━━━━━ Given records ━━━━━

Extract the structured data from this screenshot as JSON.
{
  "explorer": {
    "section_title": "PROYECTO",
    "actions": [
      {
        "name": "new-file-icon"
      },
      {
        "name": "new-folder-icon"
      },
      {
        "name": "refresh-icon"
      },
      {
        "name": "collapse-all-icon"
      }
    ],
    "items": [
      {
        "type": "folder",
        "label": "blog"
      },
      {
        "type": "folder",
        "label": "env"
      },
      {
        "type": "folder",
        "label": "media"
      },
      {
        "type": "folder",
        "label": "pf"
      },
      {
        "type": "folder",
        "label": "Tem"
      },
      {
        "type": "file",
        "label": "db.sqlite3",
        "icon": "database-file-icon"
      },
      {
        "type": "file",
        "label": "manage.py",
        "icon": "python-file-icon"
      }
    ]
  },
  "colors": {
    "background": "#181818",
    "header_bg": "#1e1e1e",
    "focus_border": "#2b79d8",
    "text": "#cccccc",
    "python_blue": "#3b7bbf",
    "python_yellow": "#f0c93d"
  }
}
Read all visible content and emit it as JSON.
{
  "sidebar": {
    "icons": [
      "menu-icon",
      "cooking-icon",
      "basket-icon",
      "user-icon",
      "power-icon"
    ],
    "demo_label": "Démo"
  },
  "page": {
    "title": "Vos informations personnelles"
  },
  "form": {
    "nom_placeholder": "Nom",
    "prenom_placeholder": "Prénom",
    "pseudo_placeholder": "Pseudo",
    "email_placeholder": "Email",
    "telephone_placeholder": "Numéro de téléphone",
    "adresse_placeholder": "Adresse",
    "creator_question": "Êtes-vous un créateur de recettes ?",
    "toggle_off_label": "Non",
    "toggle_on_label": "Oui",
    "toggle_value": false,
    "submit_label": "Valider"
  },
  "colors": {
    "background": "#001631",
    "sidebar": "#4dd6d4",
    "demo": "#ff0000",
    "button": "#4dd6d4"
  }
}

━━━━━

§ **Exercise**
Look through the entries above; copy every line holding the string "file".

§ **Problem solution**
        "name": "new-file-icon"
        "type": "file",
        "icon": "database-file-icon"
        "type": "file",
        "icon": "python-file-icon"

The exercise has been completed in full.